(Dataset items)
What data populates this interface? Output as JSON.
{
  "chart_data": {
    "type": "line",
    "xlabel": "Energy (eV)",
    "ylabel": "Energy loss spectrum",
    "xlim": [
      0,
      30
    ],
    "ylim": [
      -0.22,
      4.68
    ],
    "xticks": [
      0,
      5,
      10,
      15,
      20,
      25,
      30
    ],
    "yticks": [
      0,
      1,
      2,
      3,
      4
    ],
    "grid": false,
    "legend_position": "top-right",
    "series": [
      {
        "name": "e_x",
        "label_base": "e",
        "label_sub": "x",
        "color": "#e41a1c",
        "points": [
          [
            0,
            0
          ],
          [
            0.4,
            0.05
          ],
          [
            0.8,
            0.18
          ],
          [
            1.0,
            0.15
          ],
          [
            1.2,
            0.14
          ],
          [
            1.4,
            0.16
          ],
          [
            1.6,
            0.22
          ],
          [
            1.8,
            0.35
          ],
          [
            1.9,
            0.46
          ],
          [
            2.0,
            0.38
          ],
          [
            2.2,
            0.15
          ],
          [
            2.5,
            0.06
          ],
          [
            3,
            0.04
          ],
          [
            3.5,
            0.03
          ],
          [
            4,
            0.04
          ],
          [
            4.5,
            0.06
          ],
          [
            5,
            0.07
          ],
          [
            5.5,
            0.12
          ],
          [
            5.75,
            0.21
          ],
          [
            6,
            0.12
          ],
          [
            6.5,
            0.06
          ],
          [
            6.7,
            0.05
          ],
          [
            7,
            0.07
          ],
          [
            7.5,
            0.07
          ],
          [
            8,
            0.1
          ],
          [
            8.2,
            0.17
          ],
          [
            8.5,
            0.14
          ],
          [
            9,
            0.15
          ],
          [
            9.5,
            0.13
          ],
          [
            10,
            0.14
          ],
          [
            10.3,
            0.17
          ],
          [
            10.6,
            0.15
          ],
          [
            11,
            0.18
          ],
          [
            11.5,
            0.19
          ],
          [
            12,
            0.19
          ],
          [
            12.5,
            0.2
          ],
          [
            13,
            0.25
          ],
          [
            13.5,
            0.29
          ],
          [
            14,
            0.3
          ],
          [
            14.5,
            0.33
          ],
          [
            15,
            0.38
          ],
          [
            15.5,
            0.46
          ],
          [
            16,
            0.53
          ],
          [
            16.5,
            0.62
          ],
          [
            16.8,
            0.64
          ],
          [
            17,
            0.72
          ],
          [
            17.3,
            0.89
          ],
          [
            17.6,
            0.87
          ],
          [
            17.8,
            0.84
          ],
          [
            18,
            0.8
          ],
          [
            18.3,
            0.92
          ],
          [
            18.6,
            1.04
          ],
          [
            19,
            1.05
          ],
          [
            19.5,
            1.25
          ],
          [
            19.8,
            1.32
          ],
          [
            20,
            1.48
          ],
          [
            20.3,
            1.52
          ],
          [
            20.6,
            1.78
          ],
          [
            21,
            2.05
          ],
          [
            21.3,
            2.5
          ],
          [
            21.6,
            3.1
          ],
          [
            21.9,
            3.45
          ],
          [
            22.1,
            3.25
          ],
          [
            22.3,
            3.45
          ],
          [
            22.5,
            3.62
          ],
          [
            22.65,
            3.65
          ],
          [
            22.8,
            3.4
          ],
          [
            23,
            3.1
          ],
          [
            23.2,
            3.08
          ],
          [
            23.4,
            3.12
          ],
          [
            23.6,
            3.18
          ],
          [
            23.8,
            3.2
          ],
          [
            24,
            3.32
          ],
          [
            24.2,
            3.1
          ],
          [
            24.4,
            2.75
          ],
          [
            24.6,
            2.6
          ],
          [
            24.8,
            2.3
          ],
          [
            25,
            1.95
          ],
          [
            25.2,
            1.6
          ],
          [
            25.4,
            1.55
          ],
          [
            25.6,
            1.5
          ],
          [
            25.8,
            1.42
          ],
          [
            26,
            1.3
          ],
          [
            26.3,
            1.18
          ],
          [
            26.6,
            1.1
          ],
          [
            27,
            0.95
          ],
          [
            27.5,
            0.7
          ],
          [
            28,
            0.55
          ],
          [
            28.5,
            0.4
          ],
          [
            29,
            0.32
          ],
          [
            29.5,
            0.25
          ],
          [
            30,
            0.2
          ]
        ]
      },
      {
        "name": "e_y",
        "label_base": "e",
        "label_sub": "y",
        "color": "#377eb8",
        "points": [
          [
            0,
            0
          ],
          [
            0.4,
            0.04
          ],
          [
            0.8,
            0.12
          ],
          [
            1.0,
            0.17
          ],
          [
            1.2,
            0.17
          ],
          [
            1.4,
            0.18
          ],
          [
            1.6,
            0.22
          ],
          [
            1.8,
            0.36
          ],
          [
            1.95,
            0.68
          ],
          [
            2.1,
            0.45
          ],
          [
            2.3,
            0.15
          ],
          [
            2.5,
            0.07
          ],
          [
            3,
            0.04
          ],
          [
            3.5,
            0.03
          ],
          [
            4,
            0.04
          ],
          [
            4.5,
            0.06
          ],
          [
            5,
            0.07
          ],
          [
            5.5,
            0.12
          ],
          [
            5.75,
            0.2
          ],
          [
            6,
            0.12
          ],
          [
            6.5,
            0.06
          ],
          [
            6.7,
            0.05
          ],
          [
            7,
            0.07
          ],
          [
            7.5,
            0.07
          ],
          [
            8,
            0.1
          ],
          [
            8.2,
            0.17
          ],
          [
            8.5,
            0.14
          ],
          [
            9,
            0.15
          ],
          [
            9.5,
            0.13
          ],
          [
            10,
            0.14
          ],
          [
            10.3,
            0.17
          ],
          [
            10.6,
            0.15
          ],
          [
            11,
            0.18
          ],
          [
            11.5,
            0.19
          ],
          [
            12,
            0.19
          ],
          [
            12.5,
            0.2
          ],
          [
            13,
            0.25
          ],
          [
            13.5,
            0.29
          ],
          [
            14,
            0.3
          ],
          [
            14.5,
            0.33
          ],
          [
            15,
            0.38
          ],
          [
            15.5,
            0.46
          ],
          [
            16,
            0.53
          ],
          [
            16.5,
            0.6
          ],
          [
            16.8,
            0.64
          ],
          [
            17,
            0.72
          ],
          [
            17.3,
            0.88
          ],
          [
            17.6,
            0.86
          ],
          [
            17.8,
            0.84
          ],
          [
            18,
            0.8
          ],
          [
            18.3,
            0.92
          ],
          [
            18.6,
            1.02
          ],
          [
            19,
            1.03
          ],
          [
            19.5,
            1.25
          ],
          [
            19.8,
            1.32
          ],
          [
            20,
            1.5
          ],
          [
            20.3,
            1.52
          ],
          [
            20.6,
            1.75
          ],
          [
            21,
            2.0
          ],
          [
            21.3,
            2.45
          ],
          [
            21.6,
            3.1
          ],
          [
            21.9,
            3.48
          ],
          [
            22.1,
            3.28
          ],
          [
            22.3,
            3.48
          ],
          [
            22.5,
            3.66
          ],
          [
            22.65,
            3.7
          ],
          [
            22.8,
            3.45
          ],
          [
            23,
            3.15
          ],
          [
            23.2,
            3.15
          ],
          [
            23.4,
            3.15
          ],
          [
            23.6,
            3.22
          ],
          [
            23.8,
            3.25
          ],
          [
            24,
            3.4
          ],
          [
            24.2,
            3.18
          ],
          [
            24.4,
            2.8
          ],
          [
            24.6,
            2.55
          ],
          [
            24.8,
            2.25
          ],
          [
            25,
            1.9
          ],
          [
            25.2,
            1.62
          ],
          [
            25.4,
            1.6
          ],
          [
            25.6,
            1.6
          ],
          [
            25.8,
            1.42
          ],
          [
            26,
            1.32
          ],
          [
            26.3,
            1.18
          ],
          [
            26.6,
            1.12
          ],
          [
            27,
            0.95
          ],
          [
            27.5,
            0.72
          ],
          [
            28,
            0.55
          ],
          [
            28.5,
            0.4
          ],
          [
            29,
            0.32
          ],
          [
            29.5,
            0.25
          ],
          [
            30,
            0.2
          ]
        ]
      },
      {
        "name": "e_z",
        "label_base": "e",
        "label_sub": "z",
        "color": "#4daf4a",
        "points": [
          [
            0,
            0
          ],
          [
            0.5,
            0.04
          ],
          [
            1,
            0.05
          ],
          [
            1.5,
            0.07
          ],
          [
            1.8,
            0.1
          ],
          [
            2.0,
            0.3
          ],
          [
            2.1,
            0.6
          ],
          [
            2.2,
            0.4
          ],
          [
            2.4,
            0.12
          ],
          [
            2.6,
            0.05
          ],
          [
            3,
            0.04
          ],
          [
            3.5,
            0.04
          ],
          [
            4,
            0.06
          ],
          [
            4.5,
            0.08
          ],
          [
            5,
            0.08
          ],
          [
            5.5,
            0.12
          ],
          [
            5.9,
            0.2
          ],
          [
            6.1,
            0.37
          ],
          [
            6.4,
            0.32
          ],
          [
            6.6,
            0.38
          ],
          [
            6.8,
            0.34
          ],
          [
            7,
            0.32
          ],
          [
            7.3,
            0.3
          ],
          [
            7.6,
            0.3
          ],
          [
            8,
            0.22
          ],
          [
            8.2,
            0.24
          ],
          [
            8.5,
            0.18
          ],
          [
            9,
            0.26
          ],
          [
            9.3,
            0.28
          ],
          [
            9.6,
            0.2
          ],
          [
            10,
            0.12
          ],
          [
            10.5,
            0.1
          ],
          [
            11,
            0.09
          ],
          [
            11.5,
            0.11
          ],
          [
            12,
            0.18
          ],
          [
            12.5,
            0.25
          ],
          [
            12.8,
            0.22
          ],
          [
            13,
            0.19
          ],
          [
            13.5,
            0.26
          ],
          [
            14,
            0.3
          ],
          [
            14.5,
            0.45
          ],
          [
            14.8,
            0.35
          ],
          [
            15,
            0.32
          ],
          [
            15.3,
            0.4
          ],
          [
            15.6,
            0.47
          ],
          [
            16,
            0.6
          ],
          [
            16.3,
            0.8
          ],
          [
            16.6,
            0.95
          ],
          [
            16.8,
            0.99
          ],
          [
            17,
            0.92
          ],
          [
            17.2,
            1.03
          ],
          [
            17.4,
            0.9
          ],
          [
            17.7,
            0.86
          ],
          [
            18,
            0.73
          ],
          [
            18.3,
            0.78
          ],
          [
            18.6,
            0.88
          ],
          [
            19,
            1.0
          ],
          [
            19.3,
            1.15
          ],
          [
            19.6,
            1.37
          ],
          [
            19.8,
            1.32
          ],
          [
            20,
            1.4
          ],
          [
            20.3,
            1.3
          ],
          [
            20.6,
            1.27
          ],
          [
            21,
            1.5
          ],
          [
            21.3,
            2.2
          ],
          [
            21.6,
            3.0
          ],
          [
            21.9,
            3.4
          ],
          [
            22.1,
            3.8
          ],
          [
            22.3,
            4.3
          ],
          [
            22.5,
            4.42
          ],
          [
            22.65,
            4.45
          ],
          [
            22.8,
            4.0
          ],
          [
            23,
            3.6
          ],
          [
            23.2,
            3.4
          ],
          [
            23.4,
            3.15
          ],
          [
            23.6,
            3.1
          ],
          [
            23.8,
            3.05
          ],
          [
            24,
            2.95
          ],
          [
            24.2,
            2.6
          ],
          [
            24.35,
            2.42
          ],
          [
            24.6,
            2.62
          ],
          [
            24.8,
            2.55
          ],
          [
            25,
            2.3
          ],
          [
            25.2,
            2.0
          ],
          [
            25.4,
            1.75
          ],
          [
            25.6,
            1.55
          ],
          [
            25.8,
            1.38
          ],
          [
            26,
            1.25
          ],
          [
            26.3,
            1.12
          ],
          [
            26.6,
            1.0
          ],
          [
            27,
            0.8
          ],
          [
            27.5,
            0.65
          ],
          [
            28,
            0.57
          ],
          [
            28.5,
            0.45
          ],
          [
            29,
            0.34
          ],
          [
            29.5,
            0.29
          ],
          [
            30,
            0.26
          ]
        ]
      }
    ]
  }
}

• _Task to complete_: Pick out every line with the string "Energy" and copy it.

• _The reply_:
    "xlabel": "Energy (eV)",
    "ylabel": "Energy loss spectrum",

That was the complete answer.